* start Records shown *

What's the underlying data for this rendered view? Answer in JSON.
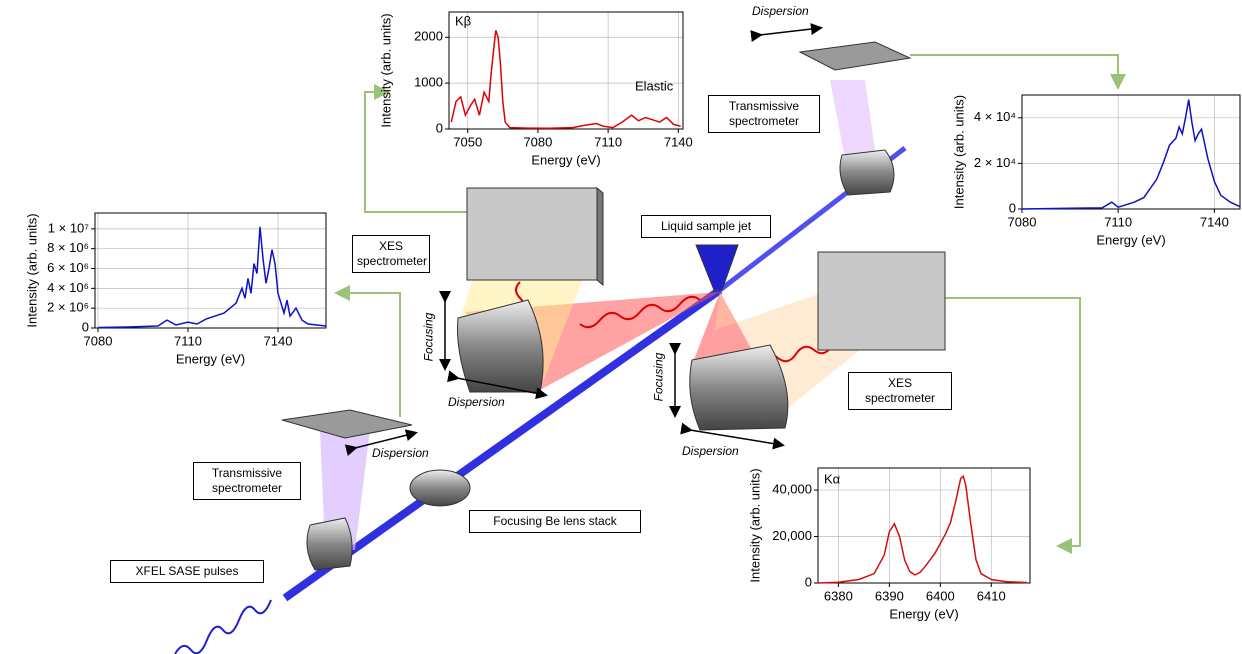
{
  "chart_data": [
    {
      "type": "line",
      "x_label": "Energy (eV)",
      "y_label": "Intensity (arb. units)",
      "annotations": [
        "Kβ",
        "Elastic"
      ],
      "color": "#e00000",
      "grid": true,
      "x": [
        7043,
        7045,
        7047,
        7049,
        7051,
        7053,
        7055,
        7057,
        7059,
        7060,
        7061,
        7062,
        7063,
        7064,
        7065,
        7066,
        7068,
        7075,
        7085,
        7095,
        7100,
        7105,
        7108,
        7112,
        7116,
        7120,
        7123,
        7126,
        7129,
        7132,
        7135,
        7138,
        7141
      ],
      "values": [
        150,
        600,
        700,
        300,
        500,
        650,
        300,
        800,
        600,
        1200,
        1700,
        2150,
        2000,
        1400,
        600,
        150,
        30,
        20,
        15,
        30,
        80,
        120,
        60,
        30,
        150,
        300,
        180,
        250,
        200,
        150,
        250,
        100,
        60
      ],
      "xlim": [
        7042,
        7142
      ],
      "ylim": [
        0,
        2550
      ],
      "xticks": [
        7050,
        7080,
        7110,
        7140
      ],
      "yticks": [
        0,
        1000,
        2000
      ]
    },
    {
      "type": "line",
      "x_label": "Energy (eV)",
      "y_label": "Intensity (arb. units)",
      "annotations": [],
      "color": "#1010c8",
      "grid": true,
      "x": [
        7080,
        7090,
        7100,
        7103,
        7106,
        7110,
        7113,
        7116,
        7119,
        7122,
        7124,
        7126,
        7128,
        7129,
        7130,
        7131,
        7132,
        7133,
        7134,
        7135,
        7136,
        7137,
        7138,
        7139,
        7140,
        7141,
        7142,
        7143,
        7144,
        7146,
        7148,
        7150,
        7153,
        7156
      ],
      "values": [
        50000,
        100000,
        200000,
        800000,
        300000,
        600000,
        400000,
        900000,
        1200000,
        1500000,
        2000000,
        2500000,
        4000000,
        3000000,
        5000000,
        3500000,
        6500000,
        5500000,
        10200000,
        7000000,
        4500000,
        6000000,
        7900000,
        6500000,
        3500000,
        2500000,
        1500000,
        2800000,
        1200000,
        2000000,
        800000,
        400000,
        300000,
        200000
      ],
      "xlim": [
        7079,
        7156
      ],
      "ylim": [
        0,
        11600000
      ],
      "xticks": [
        7080,
        7110,
        7140
      ],
      "yticks": [
        0,
        {
          "value": 2000000,
          "label": "2 × 10⁶"
        },
        {
          "value": 4000000,
          "label": "4 × 10⁶"
        },
        {
          "value": 6000000,
          "label": "6 × 10⁶"
        },
        {
          "value": 8000000,
          "label": "8 × 10⁶"
        },
        {
          "value": 10000000,
          "label": "1 × 10⁷"
        }
      ]
    },
    {
      "type": "line",
      "x_label": "Energy (eV)",
      "y_label": "Intensity (arb. units)",
      "annotations": [],
      "color": "#1010c8",
      "grid": true,
      "x": [
        7080,
        7095,
        7105,
        7108,
        7110,
        7115,
        7118,
        7120,
        7122,
        7124,
        7126,
        7128,
        7129,
        7130,
        7131,
        7132,
        7133,
        7134,
        7135,
        7136,
        7138,
        7140,
        7142,
        7145,
        7148
      ],
      "values": [
        0,
        300,
        500,
        3000,
        800,
        3000,
        5000,
        9000,
        13000,
        20000,
        28000,
        31000,
        36000,
        33000,
        40000,
        48000,
        38000,
        30000,
        33000,
        35000,
        22000,
        12000,
        6000,
        3000,
        1000
      ],
      "xlim": [
        7080,
        7148
      ],
      "ylim": [
        0,
        50000
      ],
      "xticks": [
        7080,
        7110,
        7140
      ],
      "yticks": [
        0,
        {
          "value": 20000,
          "label": "2 × 10⁴"
        },
        {
          "value": 40000,
          "label": "4 × 10⁴"
        }
      ]
    },
    {
      "type": "line",
      "x_label": "Energy (eV)",
      "y_label": "Intensity (arb. units)",
      "annotations": [
        "Kα"
      ],
      "color": "#d01010",
      "grid": true,
      "x": [
        6376,
        6380,
        6384,
        6387,
        6389,
        6390,
        6391,
        6392,
        6393,
        6394,
        6395,
        6396,
        6397,
        6398,
        6399,
        6400,
        6401,
        6402,
        6403,
        6404,
        6404.5,
        6405,
        6406,
        6407,
        6408,
        6410,
        6413,
        6417
      ],
      "values": [
        0,
        300,
        1500,
        4000,
        12000,
        22000,
        25500,
        20000,
        10000,
        5000,
        3500,
        4500,
        7000,
        10000,
        13000,
        17000,
        21000,
        26000,
        35000,
        45000,
        46000,
        42000,
        25000,
        10000,
        4000,
        1500,
        500,
        200
      ],
      "xlim": [
        6376,
        6417.6
      ],
      "ylim": [
        0,
        49500
      ],
      "xticks": [
        6380,
        6390,
        6400,
        6410
      ],
      "yticks": [
        0,
        {
          "value": 20000,
          "label": "20,000"
        },
        {
          "value": 40000,
          "label": "40,000"
        }
      ]
    }
  ],
  "diagram": {
    "labels": [
      "Dispersion",
      "Transmissive spectrometer",
      "Liquid sample jet",
      "XES spectrometer",
      "Focusing",
      "Dispersion",
      "Focusing",
      "XES spectrometer",
      "Dispersion",
      "Transmissive spectrometer",
      "Dispersion",
      "Focusing Be lens stack",
      "XFEL SASE pulses"
    ]
  }
}
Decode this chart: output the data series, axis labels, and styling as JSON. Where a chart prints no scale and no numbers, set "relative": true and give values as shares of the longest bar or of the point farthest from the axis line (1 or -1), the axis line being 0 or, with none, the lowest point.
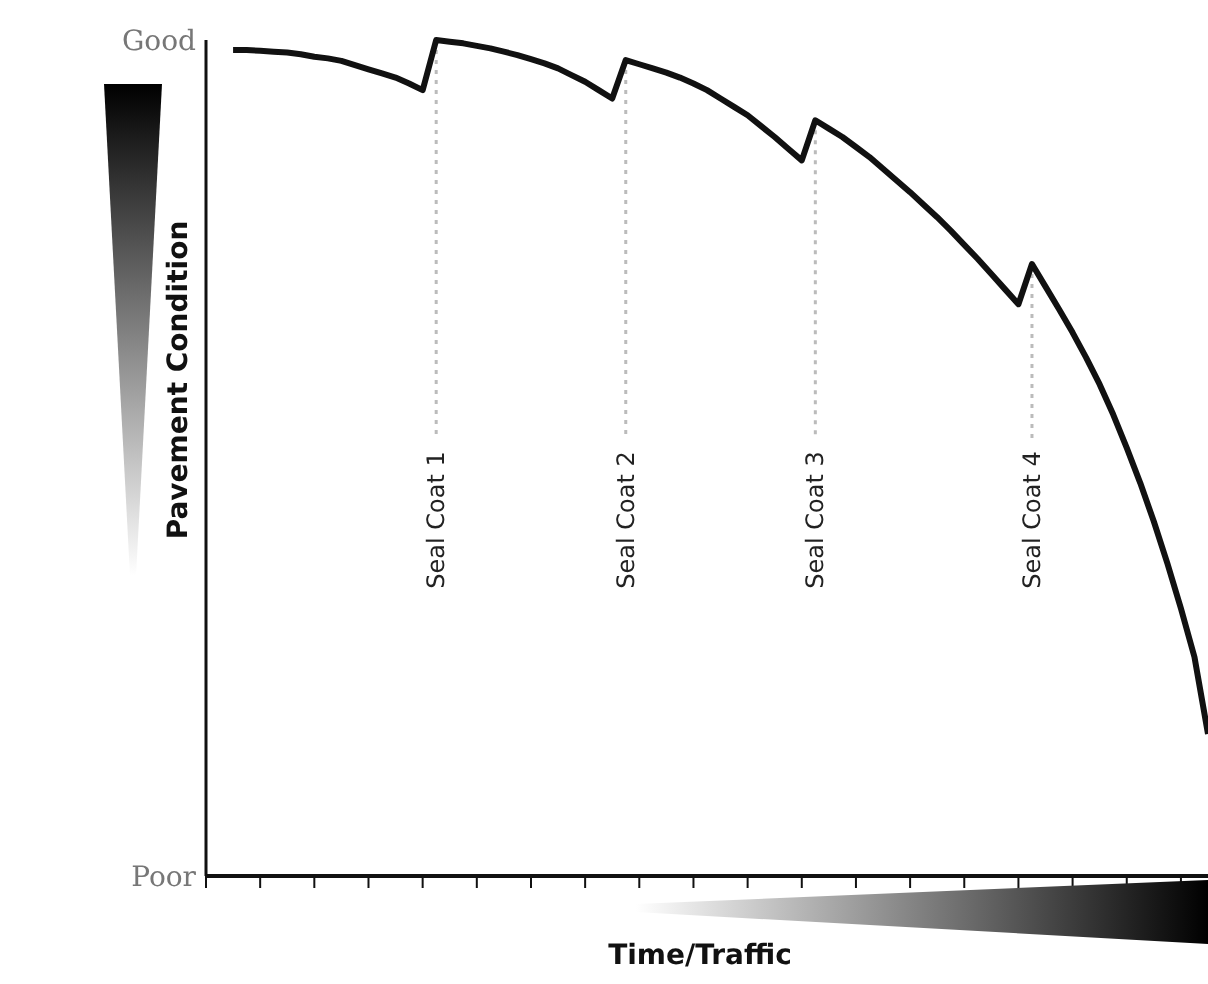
{
  "chart_data": {
    "type": "line",
    "xlabel": "Time/Traffic",
    "ylabel": "Pavement Condition",
    "relative": true,
    "categories": [
      null,
      null,
      null,
      null,
      null,
      null,
      null,
      null,
      null,
      null,
      null,
      null,
      null,
      null,
      null,
      null,
      null,
      null,
      null,
      null,
      null,
      null,
      null,
      null,
      null,
      null,
      null,
      null,
      null,
      null,
      null,
      null,
      null,
      null,
      null,
      null,
      null,
      null,
      null,
      null,
      null,
      null,
      null,
      null,
      null,
      null,
      null,
      null,
      null,
      null,
      null,
      null,
      null,
      null,
      null,
      null,
      null,
      null,
      null,
      null,
      null,
      null,
      null,
      null,
      null,
      null,
      null,
      null,
      null,
      null,
      null,
      null,
      null,
      null,
      null
    ],
    "series": [
      {
        "color": "#111111",
        "values": [
          null,
          null,
          0.988,
          0.988,
          0.987,
          0.986,
          0.985,
          0.983,
          0.98,
          0.978,
          0.975,
          0.97,
          0.965,
          0.96,
          0.955,
          0.948,
          0.94,
          1.0,
          0.998,
          0.996,
          0.993,
          0.99,
          0.986,
          0.982,
          0.977,
          0.972,
          0.966,
          0.958,
          0.95,
          0.94,
          0.93,
          0.976,
          0.971,
          0.966,
          0.961,
          0.955,
          0.948,
          0.94,
          0.93,
          0.92,
          0.91,
          0.897,
          0.884,
          0.87,
          0.856,
          0.904,
          0.894,
          0.884,
          0.872,
          0.86,
          0.846,
          0.832,
          0.818,
          0.803,
          0.788,
          0.772,
          0.755,
          0.738,
          0.72,
          0.702,
          0.684,
          0.732,
          0.705,
          0.678,
          0.65,
          0.62,
          0.588,
          0.552,
          0.512,
          0.47,
          0.424,
          0.374,
          0.32,
          0.262,
          0.17
        ]
      }
    ],
    "annotations": [
      "Good",
      "Poor",
      "Seal Coat 1",
      "Seal Coat 2",
      "Seal Coat 3",
      "Seal Coat 4"
    ],
    "marker": "none",
    "line_style": "solid",
    "grid": false,
    "legend": false
  }
}
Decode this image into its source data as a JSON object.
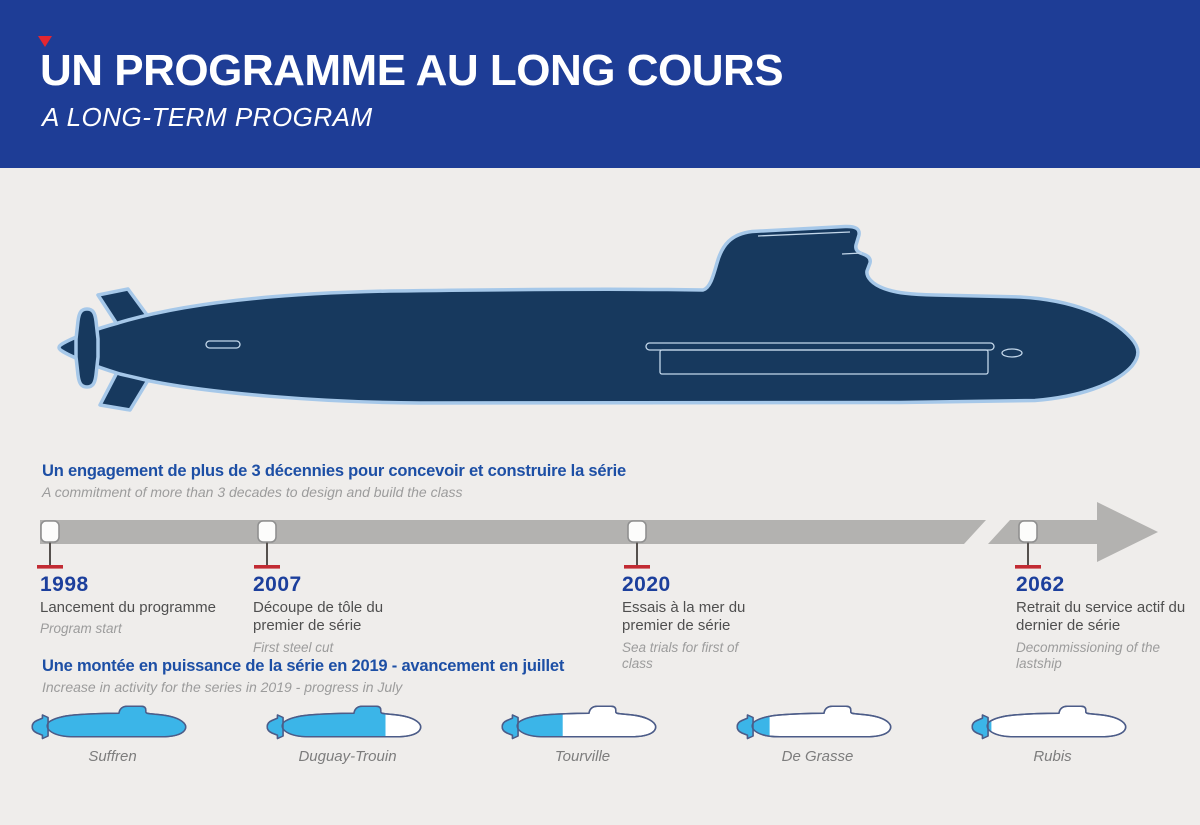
{
  "header": {
    "title": "UN PROGRAMME AU LONG COURS",
    "subtitle": "A LONG-TERM PROGRAM"
  },
  "timeline_section": {
    "heading_fr": "Un engagement de plus de 3 décennies pour concevoir et construire la série",
    "heading_en": "A commitment of more than 3 decades to design and build the class",
    "milestones": [
      {
        "year": "1998",
        "label_fr": "Lancement du programme",
        "label_en": "Program start"
      },
      {
        "year": "2007",
        "label_fr": "Découpe de tôle du premier de série",
        "label_en": "First steel cut"
      },
      {
        "year": "2020",
        "label_fr": "Essais à la mer du premier de série",
        "label_en": "Sea trials for first of class"
      },
      {
        "year": "2062",
        "label_fr": "Retrait du service actif du dernier de série",
        "label_en": "Decommissioning of the lastship"
      }
    ]
  },
  "fleet_section": {
    "heading_fr": "Une montée en puissance de la série en 2019 - avancement en juillet",
    "heading_en": "Increase in activity for the series in 2019 - progress in July",
    "ships": [
      {
        "name": "Suffren",
        "progress_percent": 97
      },
      {
        "name": "Duguay-Trouin",
        "progress_percent": 73
      },
      {
        "name": "Tourville",
        "progress_percent": 38
      },
      {
        "name": "De Grasse",
        "progress_percent": 21
      },
      {
        "name": "Rubis",
        "progress_percent": 13
      }
    ]
  },
  "colors": {
    "header_blue": "#1e3d96",
    "accent_red": "#e32630",
    "heading_blue": "#1d4fa5",
    "year_blue": "#1c3f9c",
    "hull_navy": "#17395e",
    "hull_outline": "#a6c8e9",
    "progress_cyan": "#3bb5e8",
    "sub_outline": "#4c5c88",
    "bg": "#efedeb"
  }
}
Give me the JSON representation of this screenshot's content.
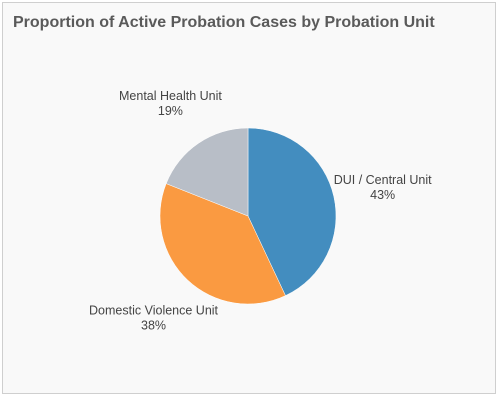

* end Records shown *

— Given problem —
In the data above, tally the lines holding "name" and answer with the figure only.

— Finished task —
5